Dataset items
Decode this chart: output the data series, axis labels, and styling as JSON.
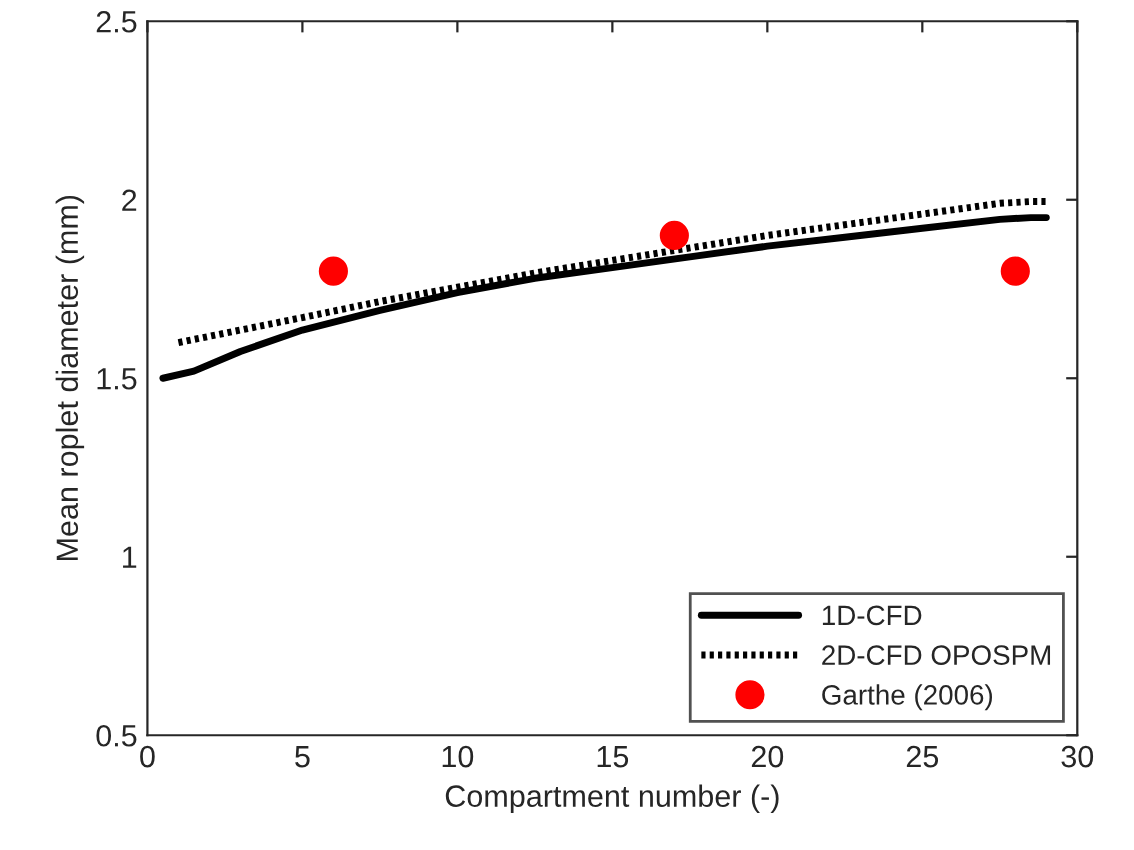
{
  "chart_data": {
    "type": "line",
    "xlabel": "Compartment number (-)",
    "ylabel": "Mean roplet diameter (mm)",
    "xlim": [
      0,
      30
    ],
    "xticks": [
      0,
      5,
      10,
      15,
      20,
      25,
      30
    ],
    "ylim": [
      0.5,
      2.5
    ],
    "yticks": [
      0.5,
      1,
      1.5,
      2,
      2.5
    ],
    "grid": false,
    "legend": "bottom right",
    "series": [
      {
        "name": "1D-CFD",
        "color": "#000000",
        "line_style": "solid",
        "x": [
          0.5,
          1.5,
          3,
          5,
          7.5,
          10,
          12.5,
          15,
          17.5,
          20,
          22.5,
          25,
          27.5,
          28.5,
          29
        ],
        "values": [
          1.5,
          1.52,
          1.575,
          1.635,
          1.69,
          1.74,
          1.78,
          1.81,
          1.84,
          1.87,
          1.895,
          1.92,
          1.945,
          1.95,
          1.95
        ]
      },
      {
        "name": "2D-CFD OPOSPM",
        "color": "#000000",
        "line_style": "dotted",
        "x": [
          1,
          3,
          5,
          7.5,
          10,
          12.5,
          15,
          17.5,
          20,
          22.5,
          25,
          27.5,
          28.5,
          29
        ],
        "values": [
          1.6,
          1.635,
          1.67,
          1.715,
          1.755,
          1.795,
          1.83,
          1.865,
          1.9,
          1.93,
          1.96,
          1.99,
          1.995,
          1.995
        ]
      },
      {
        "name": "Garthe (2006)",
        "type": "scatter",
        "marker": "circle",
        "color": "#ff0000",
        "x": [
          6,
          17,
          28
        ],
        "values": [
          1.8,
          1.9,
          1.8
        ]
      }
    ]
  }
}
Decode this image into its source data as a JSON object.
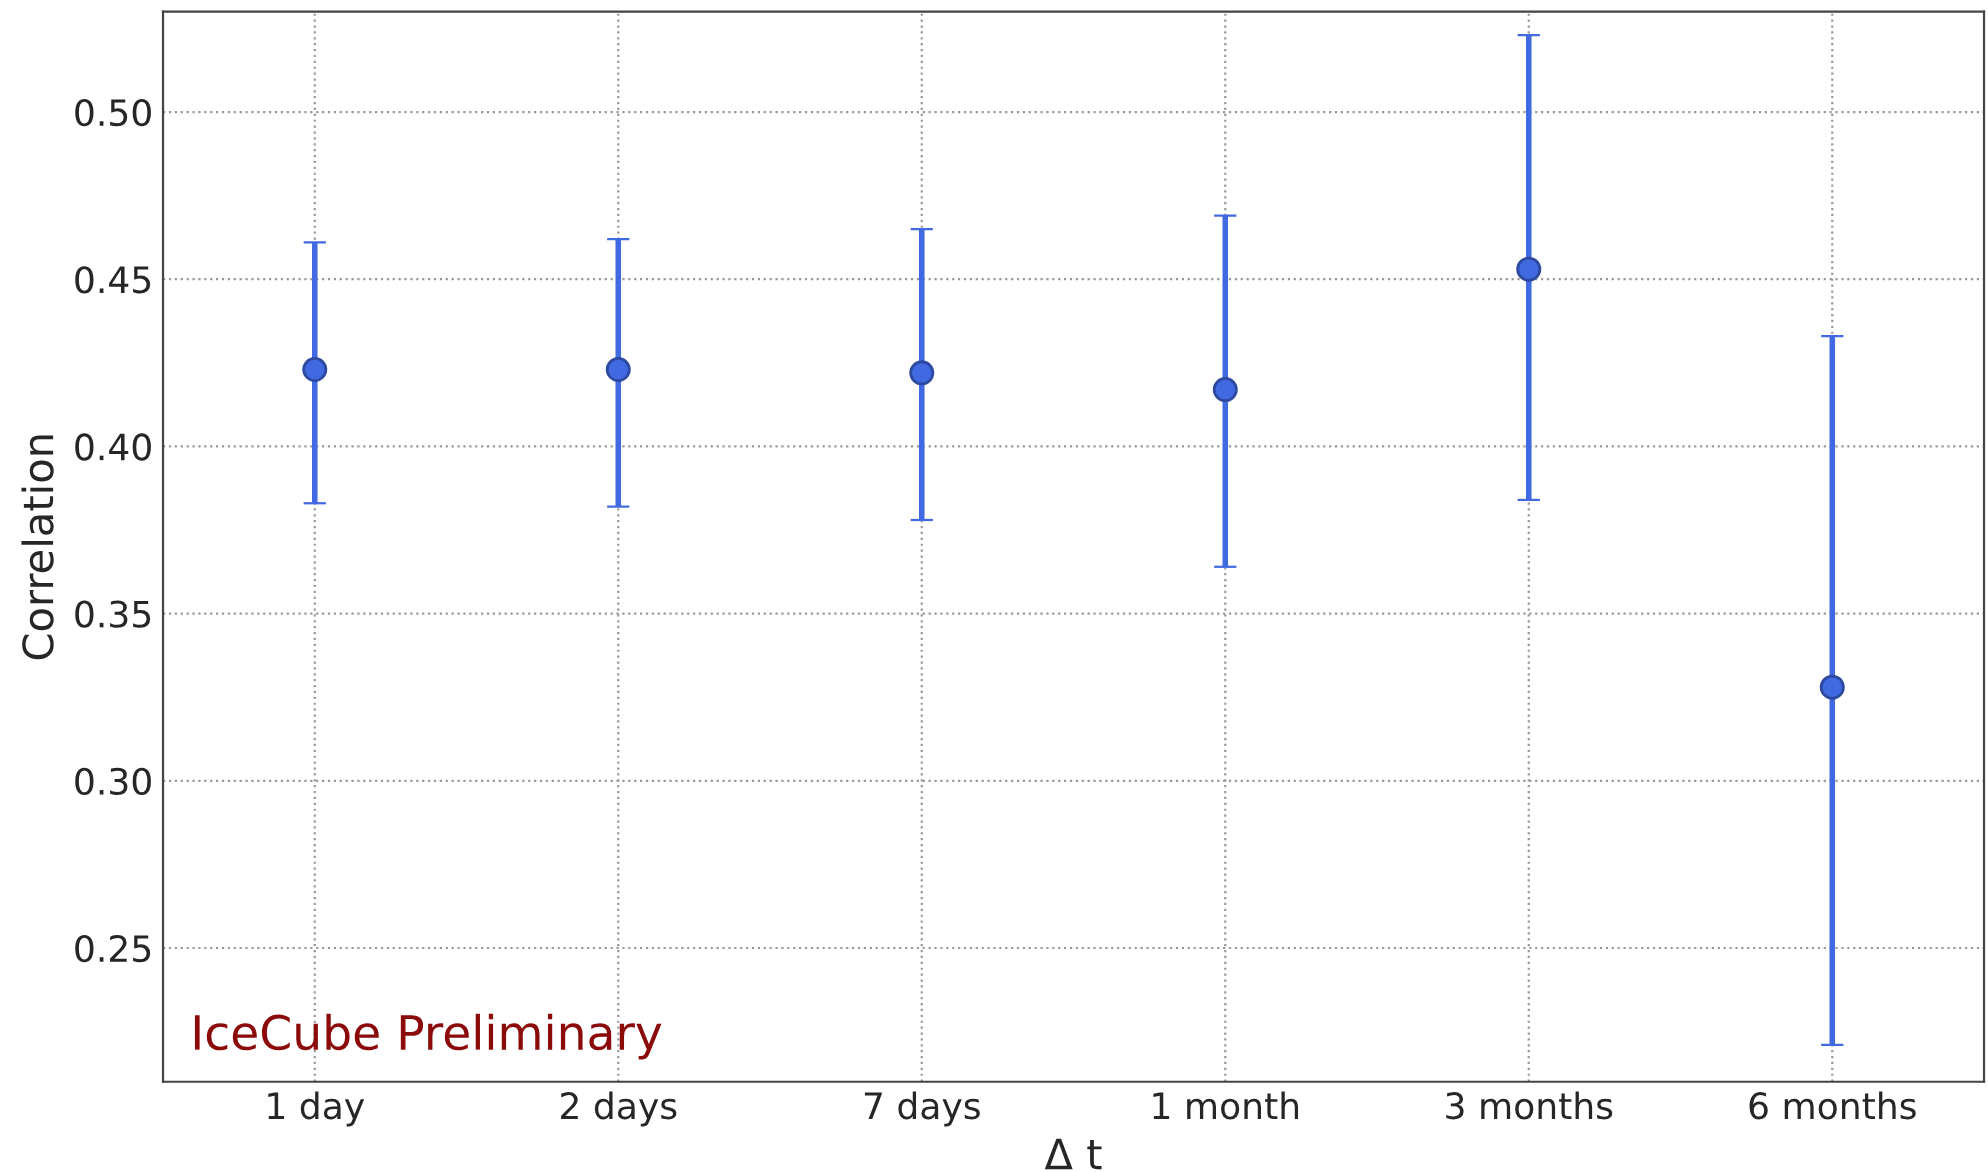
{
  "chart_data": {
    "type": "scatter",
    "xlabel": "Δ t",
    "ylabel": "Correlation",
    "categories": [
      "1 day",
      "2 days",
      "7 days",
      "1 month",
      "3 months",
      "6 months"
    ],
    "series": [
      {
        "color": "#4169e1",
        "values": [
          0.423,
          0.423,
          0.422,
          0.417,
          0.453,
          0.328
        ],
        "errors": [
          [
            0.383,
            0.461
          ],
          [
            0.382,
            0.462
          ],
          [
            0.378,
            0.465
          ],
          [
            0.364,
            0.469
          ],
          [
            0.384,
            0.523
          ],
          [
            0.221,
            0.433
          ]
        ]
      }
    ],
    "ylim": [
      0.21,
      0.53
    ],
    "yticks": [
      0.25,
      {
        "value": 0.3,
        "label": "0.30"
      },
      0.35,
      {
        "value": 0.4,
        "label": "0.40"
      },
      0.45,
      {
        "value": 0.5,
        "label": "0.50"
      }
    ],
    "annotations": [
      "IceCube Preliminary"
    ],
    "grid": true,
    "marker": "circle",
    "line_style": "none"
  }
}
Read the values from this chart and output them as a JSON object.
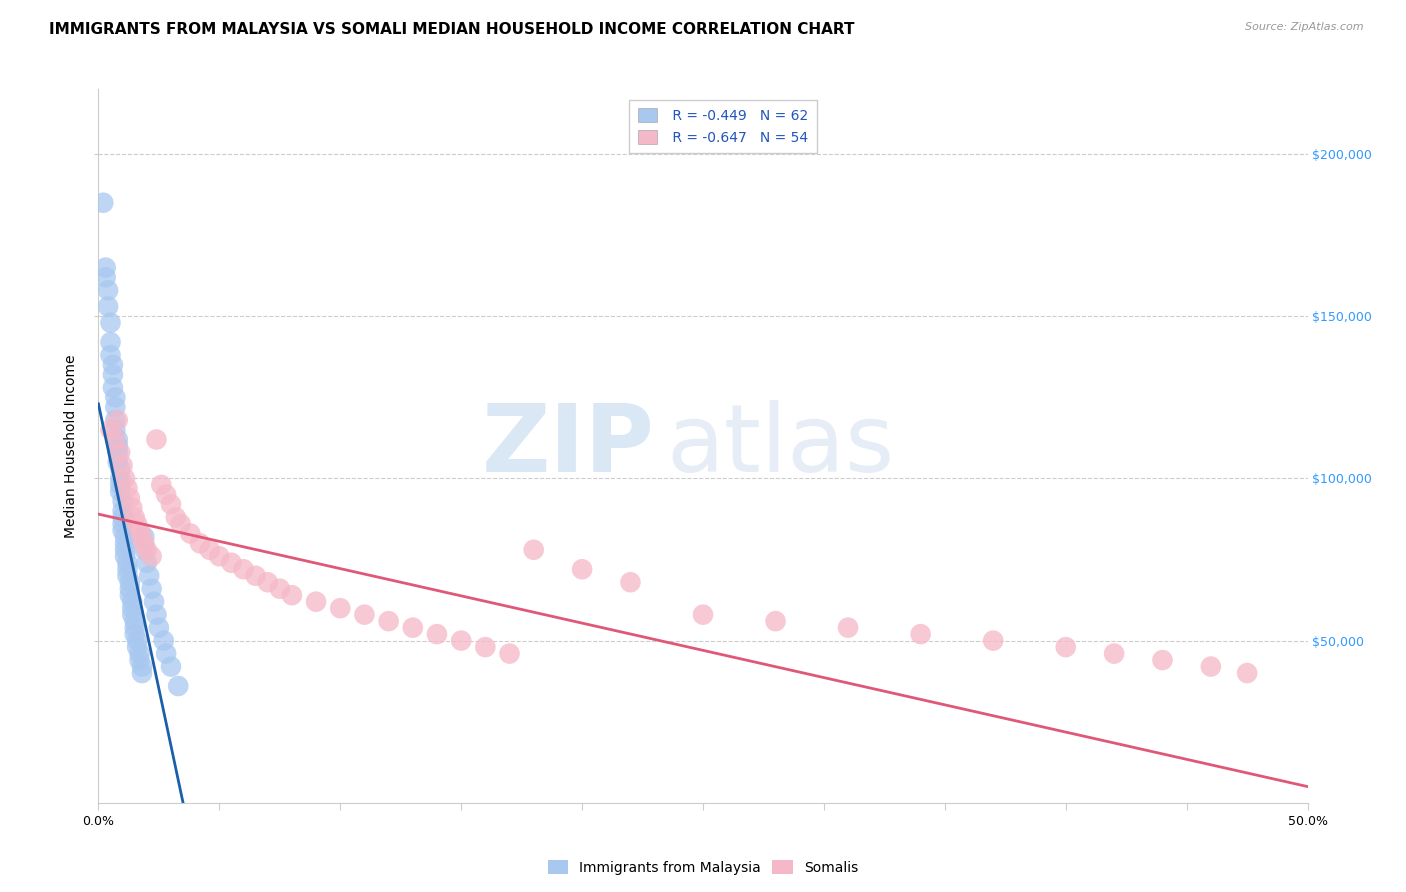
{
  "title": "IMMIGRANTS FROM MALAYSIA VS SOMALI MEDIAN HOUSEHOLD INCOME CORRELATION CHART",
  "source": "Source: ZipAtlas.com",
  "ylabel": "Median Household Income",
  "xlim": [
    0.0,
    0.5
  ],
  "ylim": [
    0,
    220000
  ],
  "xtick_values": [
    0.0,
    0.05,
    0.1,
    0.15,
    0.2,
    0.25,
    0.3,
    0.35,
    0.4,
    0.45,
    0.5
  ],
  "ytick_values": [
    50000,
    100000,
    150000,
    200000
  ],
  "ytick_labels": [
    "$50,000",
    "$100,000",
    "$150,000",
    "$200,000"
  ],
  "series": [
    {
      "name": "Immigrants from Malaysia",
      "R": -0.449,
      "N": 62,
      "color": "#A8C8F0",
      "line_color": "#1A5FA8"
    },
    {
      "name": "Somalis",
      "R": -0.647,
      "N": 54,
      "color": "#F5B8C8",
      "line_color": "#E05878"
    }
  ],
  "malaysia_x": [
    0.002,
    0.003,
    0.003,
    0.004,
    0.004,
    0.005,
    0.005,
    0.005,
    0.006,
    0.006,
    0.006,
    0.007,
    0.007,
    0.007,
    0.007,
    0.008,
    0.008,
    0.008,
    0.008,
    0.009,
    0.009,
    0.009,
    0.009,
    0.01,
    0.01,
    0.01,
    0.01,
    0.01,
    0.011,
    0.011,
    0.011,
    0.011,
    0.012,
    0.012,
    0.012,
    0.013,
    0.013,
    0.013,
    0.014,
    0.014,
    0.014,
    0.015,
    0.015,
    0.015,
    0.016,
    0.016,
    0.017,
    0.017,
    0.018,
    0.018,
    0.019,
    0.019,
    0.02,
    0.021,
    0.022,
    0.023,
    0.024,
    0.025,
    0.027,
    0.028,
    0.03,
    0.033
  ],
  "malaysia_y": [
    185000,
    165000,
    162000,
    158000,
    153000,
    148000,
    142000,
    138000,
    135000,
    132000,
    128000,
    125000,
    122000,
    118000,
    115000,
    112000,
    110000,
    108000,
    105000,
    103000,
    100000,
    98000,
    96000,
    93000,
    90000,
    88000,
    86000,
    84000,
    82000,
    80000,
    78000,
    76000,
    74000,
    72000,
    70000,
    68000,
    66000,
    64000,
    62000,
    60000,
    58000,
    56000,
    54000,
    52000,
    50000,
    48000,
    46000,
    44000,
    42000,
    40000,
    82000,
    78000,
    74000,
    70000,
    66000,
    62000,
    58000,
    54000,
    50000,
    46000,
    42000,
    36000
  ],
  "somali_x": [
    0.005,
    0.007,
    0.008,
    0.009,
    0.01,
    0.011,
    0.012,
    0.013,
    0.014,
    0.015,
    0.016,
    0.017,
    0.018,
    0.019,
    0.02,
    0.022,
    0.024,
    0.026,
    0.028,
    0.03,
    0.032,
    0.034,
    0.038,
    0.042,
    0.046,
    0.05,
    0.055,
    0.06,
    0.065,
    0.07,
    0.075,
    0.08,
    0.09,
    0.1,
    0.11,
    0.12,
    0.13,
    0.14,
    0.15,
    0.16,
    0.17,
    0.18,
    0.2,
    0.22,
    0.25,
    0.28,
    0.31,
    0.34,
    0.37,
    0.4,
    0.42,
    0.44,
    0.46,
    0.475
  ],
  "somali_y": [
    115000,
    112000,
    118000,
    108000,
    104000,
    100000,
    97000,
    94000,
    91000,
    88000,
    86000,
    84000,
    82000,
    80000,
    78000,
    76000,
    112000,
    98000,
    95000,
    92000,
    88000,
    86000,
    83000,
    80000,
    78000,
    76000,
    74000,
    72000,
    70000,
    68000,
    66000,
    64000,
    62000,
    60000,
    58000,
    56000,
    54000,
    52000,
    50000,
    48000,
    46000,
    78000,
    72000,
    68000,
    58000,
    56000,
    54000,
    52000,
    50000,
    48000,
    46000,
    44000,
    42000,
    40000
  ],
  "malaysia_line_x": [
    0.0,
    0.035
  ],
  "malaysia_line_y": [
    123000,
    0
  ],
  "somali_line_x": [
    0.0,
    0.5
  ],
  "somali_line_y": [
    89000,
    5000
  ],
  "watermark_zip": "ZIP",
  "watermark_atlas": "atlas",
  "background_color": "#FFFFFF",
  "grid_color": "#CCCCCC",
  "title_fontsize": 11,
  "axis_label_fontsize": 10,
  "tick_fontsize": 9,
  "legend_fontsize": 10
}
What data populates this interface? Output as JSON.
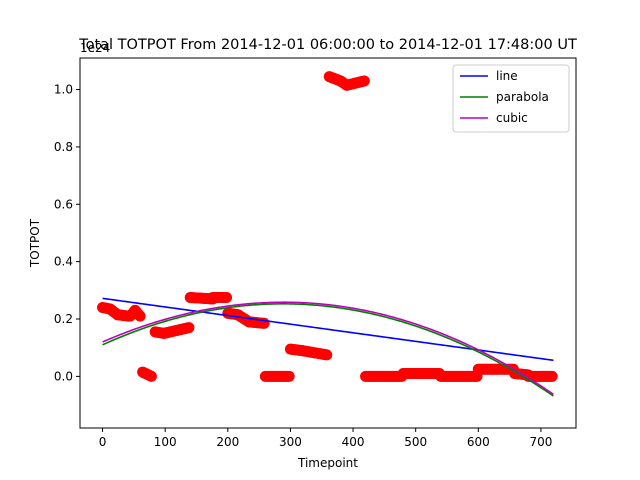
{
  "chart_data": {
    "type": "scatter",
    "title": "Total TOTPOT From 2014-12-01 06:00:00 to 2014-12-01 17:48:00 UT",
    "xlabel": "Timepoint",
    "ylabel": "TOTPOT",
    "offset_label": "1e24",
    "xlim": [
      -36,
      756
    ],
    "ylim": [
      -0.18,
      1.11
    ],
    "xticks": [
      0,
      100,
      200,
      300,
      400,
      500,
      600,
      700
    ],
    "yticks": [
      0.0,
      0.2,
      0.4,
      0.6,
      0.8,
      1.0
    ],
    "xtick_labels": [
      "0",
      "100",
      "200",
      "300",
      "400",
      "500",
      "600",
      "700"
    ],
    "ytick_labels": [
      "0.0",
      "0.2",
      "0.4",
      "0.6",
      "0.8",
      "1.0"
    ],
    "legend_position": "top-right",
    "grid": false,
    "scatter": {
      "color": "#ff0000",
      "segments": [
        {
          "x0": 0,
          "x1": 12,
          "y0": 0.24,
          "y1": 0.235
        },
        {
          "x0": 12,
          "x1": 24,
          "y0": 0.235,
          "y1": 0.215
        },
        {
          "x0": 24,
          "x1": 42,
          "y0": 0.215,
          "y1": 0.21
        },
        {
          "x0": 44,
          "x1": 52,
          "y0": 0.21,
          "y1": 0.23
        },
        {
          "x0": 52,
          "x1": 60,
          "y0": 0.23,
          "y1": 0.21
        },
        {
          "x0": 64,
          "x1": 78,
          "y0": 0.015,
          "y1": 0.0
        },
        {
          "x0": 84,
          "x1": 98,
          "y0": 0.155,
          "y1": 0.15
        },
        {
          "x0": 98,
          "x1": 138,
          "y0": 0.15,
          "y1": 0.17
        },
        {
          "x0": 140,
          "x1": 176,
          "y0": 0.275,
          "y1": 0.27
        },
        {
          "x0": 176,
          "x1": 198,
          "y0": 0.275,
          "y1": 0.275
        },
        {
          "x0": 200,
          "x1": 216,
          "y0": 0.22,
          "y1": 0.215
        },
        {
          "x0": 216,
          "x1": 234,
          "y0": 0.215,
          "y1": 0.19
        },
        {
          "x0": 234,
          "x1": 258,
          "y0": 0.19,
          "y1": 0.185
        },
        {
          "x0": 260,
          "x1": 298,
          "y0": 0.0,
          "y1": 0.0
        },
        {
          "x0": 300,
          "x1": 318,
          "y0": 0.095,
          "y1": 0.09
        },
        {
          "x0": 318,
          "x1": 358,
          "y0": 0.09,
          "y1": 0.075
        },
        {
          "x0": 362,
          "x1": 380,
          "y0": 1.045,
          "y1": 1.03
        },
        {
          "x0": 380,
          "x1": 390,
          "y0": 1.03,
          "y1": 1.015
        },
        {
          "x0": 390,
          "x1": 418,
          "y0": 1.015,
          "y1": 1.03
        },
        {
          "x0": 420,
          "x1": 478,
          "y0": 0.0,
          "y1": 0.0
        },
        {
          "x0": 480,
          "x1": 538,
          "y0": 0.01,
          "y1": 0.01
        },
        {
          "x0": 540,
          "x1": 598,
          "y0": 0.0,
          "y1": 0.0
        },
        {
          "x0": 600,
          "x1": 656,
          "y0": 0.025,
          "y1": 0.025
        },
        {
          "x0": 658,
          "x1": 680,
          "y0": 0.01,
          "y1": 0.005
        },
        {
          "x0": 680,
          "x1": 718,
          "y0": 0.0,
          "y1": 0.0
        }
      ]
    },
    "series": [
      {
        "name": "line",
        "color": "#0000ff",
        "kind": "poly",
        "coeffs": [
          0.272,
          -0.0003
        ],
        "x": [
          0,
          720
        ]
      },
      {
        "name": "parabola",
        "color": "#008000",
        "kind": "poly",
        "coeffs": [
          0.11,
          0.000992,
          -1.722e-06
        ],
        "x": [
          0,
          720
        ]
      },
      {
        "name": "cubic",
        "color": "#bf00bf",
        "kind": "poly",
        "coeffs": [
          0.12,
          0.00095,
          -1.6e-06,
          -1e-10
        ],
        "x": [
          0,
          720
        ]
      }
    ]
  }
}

Goal of the exercise = Search the data above for the string "ylabel" and copy each line that has it.

Task output =
    "ylabel": "Mean roplet diameter (mm)",
    "ylabel": "Correlation",
  "ylabel": "Median Household Income",
    "ylabel": "TOTPOT",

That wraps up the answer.